*SHORT EXERCISE*:
Identify the lines that contain the word "compute", then copy them.

== == ==

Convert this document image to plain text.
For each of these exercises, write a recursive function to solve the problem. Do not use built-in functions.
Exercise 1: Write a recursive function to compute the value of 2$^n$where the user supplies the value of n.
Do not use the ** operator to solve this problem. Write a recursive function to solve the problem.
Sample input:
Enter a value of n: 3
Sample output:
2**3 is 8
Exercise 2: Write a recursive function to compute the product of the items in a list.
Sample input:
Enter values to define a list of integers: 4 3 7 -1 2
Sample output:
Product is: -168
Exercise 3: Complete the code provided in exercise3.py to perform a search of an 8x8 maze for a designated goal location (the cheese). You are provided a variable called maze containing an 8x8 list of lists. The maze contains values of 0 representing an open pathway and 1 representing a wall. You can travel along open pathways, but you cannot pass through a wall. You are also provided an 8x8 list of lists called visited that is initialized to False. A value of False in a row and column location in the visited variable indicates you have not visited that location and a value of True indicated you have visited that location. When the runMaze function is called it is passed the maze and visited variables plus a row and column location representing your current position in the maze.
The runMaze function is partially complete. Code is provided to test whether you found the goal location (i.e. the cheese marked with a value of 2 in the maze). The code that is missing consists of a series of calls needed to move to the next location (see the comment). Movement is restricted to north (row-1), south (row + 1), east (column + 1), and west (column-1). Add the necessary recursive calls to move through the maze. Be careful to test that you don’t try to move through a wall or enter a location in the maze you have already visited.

== == ==

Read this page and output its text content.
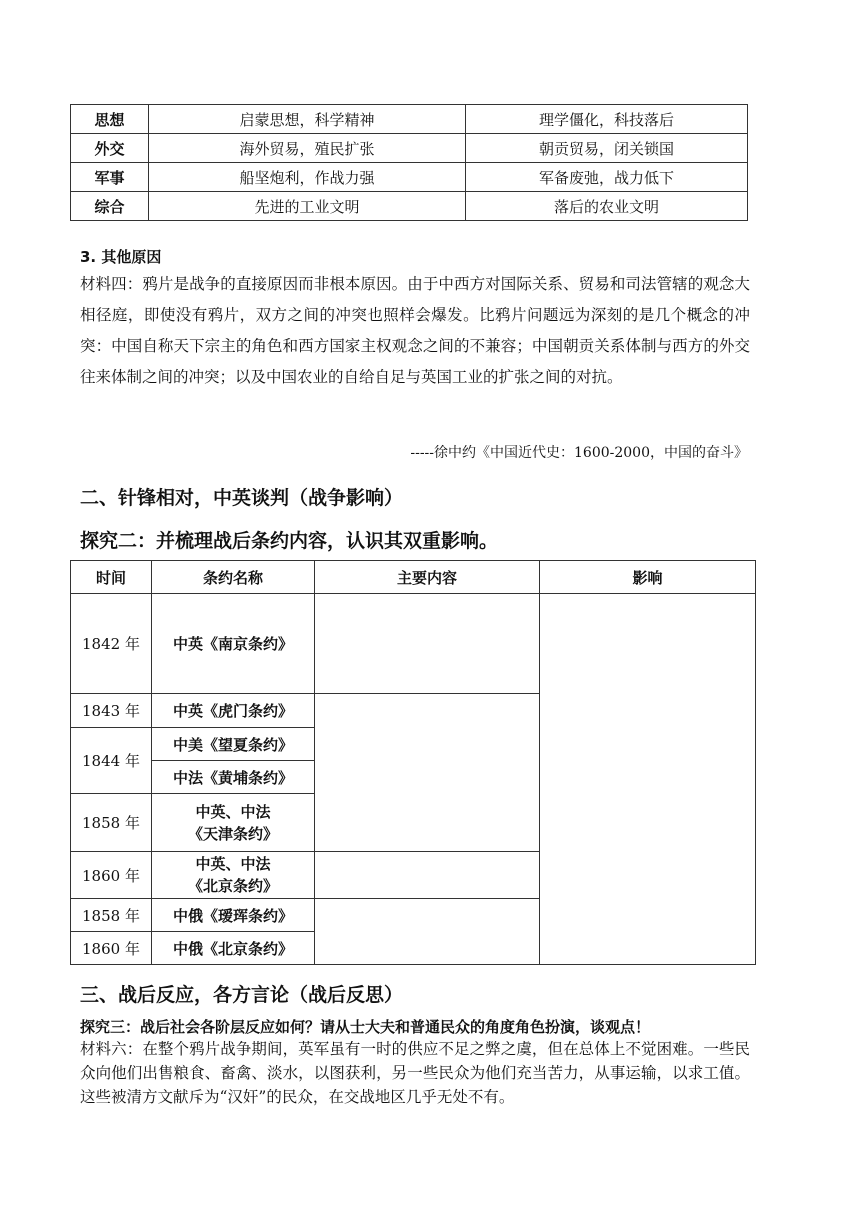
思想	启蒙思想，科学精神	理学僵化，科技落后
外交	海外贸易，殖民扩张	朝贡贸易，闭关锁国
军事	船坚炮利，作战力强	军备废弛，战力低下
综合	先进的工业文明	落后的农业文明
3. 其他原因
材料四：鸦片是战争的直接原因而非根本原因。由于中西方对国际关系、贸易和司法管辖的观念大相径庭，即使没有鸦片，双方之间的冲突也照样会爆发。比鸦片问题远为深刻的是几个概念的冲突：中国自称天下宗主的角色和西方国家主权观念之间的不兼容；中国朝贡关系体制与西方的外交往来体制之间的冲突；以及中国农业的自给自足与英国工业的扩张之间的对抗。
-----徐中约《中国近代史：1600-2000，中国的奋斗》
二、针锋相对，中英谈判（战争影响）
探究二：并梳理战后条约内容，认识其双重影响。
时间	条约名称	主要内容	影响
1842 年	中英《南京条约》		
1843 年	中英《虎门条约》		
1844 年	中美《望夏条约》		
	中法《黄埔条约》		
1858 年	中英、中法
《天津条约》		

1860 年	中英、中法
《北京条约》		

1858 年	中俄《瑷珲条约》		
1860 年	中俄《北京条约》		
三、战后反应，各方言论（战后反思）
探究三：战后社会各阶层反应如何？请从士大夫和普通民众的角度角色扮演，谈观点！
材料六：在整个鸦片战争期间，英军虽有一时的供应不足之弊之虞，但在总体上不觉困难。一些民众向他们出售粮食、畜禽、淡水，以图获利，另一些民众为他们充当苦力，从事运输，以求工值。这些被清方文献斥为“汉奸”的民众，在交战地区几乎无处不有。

== == ==

*TASK OUTPUT*:
Exercise 1: Write a recursive function to compute the value of 2$^n$where the user supplies the value of n.
Exercise 2: Write a recursive function to compute the product of the items in a list.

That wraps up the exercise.